## WHAT IS ASKED
Each line below should be reproduced without any alteration.

__________________________________________________

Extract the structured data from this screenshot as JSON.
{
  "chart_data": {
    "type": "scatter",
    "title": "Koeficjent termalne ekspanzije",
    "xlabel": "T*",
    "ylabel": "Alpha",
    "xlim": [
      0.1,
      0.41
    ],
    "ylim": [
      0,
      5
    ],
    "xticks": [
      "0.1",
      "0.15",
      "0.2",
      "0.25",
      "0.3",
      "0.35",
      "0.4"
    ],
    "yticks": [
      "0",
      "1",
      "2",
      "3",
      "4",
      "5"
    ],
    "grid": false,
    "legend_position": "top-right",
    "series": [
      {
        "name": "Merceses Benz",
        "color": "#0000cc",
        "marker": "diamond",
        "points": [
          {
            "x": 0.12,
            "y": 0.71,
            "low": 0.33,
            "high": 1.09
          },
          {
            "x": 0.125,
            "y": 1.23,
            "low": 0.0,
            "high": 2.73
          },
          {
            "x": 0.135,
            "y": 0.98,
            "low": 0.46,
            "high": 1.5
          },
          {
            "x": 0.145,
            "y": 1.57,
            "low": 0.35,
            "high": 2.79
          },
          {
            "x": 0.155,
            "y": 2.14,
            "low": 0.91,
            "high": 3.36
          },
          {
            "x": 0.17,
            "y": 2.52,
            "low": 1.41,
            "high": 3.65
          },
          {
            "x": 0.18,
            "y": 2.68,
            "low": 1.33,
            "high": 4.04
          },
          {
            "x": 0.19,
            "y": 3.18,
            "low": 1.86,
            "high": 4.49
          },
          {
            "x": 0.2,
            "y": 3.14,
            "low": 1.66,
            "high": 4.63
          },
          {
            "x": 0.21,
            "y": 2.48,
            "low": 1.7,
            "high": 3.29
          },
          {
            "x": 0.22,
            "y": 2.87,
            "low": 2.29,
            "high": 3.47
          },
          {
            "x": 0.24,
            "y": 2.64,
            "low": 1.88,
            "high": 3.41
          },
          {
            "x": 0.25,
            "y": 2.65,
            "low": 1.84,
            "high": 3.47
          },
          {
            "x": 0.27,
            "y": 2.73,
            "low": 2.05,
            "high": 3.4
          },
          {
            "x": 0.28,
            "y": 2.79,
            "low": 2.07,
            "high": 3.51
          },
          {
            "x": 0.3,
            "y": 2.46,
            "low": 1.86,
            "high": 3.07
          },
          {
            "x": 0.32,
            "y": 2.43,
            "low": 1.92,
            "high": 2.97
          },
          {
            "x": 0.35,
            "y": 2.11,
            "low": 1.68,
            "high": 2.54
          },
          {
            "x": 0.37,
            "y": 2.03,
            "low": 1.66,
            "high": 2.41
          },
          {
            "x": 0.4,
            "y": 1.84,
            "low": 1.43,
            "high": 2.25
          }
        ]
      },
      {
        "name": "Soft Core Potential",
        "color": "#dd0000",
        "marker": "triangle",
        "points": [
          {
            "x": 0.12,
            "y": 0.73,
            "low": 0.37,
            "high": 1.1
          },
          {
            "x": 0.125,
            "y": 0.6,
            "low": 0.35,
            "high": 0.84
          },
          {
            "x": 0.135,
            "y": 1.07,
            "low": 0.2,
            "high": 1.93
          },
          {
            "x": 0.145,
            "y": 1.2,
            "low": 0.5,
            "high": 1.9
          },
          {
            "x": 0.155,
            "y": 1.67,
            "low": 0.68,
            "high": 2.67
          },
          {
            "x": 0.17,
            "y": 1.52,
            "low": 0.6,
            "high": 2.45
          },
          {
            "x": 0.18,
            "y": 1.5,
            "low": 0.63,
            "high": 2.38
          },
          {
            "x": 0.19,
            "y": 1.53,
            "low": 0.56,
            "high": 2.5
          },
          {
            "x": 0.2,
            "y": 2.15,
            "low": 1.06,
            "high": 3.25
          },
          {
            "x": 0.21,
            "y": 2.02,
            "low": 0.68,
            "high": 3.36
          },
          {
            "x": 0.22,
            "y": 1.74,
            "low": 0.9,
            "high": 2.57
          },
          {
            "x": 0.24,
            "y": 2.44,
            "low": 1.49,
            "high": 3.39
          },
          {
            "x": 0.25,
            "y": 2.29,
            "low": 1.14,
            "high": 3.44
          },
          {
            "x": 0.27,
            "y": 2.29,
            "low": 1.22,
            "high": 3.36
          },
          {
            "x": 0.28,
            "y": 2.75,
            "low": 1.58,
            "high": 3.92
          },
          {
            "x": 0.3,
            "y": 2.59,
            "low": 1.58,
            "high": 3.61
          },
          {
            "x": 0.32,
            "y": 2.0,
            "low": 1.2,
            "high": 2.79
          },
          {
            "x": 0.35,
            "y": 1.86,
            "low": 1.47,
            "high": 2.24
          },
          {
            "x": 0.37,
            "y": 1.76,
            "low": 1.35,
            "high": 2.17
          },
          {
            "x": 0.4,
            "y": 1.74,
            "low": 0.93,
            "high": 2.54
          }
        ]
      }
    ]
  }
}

__________________________________________________

## FINAL ANSWER
Extract the structured data from this screenshot as JSON.
{
  "chart_data": {
    "type": "scatter",
    "title": "Koeficjent termalne ekspanzije",
    "xlabel": "T*",
    "ylabel": "Alpha",
    "xlim": [
      0.1,
      0.41
    ],
    "ylim": [
      0,
      5
    ],
    "xticks": [
      "0.1",
      "0.15",
      "0.2",
      "0.25",
      "0.3",
      "0.35",
      "0.4"
    ],
    "yticks": [
      "0",
      "1",
      "2",
      "3",
      "4",
      "5"
    ],
    "grid": false,
    "legend_position": "top-right",
    "series": [
      {
        "name": "Merceses Benz",
        "color": "#0000cc",
        "marker": "diamond",
        "points": [
          {
            "x": 0.12,
            "y": 0.71,
            "low": 0.33,
            "high": 1.09
          },
          {
            "x": 0.125,
            "y": 1.23,
            "low": 0.0,
            "high": 2.73
          },
          {
            "x": 0.135,
            "y": 0.98,
            "low": 0.46,
            "high": 1.5
          },
          {
            "x": 0.145,
            "y": 1.57,
            "low": 0.35,
            "high": 2.79
          },
          {
            "x": 0.155,
            "y": 2.14,
            "low": 0.91,
            "high": 3.36
          },
          {
            "x": 0.17,
            "y": 2.52,
            "low": 1.41,
            "high": 3.65
          },
          {
            "x": 0.18,
            "y": 2.68,
            "low": 1.33,
            "high": 4.04
          },
          {
            "x": 0.19,
            "y": 3.18,
            "low": 1.86,
            "high": 4.49
          },
          {
            "x": 0.2,
            "y": 3.14,
            "low": 1.66,
            "high": 4.63
          },
          {
            "x": 0.21,
            "y": 2.48,
            "low": 1.7,
            "high": 3.29
          },
          {
            "x": 0.22,
            "y": 2.87,
            "low": 2.29,
            "high": 3.47
          },
          {
            "x": 0.24,
            "y": 2.64,
            "low": 1.88,
            "high": 3.41
          },
          {
            "x": 0.25,
            "y": 2.65,
            "low": 1.84,
            "high": 3.47
          },
          {
            "x": 0.27,
            "y": 2.73,
            "low": 2.05,
            "high": 3.4
          },
          {
            "x": 0.28,
            "y": 2.79,
            "low": 2.07,
            "high": 3.51
          },
          {
            "x": 0.3,
            "y": 2.46,
            "low": 1.86,
            "high": 3.07
          },
          {
            "x": 0.32,
            "y": 2.43,
            "low": 1.92,
            "high": 2.97
          },
          {
            "x": 0.35,
            "y": 2.11,
            "low": 1.68,
            "high": 2.54
          },
          {
            "x": 0.37,
            "y": 2.03,
            "low": 1.66,
            "high": 2.41
          },
          {
            "x": 0.4,
            "y": 1.84,
            "low": 1.43,
            "high": 2.25
          }
        ]
      },
      {
        "name": "Soft Core Potential",
        "color": "#dd0000",
        "marker": "triangle",
        "points": [
          {
            "x": 0.12,
            "y": 0.73,
            "low": 0.37,
            "high": 1.1
          },
          {
            "x": 0.125,
            "y": 0.6,
            "low": 0.35,
            "high": 0.84
          },
          {
            "x": 0.135,
            "y": 1.07,
            "low": 0.2,
            "high": 1.93
          },
          {
            "x": 0.145,
            "y": 1.2,
            "low": 0.5,
            "high": 1.9
          },
          {
            "x": 0.155,
            "y": 1.67,
            "low": 0.68,
            "high": 2.67
          },
          {
            "x": 0.17,
            "y": 1.52,
            "low": 0.6,
            "high": 2.45
          },
          {
            "x": 0.18,
            "y": 1.5,
            "low": 0.63,
            "high": 2.38
          },
          {
            "x": 0.19,
            "y": 1.53,
            "low": 0.56,
            "high": 2.5
          },
          {
            "x": 0.2,
            "y": 2.15,
            "low": 1.06,
            "high": 3.25
          },
          {
            "x": 0.21,
            "y": 2.02,
            "low": 0.68,
            "high": 3.36
          },
          {
            "x": 0.22,
            "y": 1.74,
            "low": 0.9,
            "high": 2.57
          },
          {
            "x": 0.24,
            "y": 2.44,
            "low": 1.49,
            "high": 3.39
          },
          {
            "x": 0.25,
            "y": 2.29,
            "low": 1.14,
            "high": 3.44
          },
          {
            "x": 0.27,
            "y": 2.29,
            "low": 1.22,
            "high": 3.36
          },
          {
            "x": 0.28,
            "y": 2.75,
            "low": 1.58,
            "high": 3.92
          },
          {
            "x": 0.3,
            "y": 2.59,
            "low": 1.58,
            "high": 3.61
          },
          {
            "x": 0.32,
            "y": 2.0,
            "low": 1.2,
            "high": 2.79
          },
          {
            "x": 0.35,
            "y": 1.86,
            "low": 1.47,
            "high": 2.24
          },
          {
            "x": 0.37,
            "y": 1.76,
            "low": 1.35,
            "high": 2.17
          },
          {
            "x": 0.4,
            "y": 1.74,
            "low": 0.93,
            "high": 2.54
          }
        ]
      }
    ]
  }
}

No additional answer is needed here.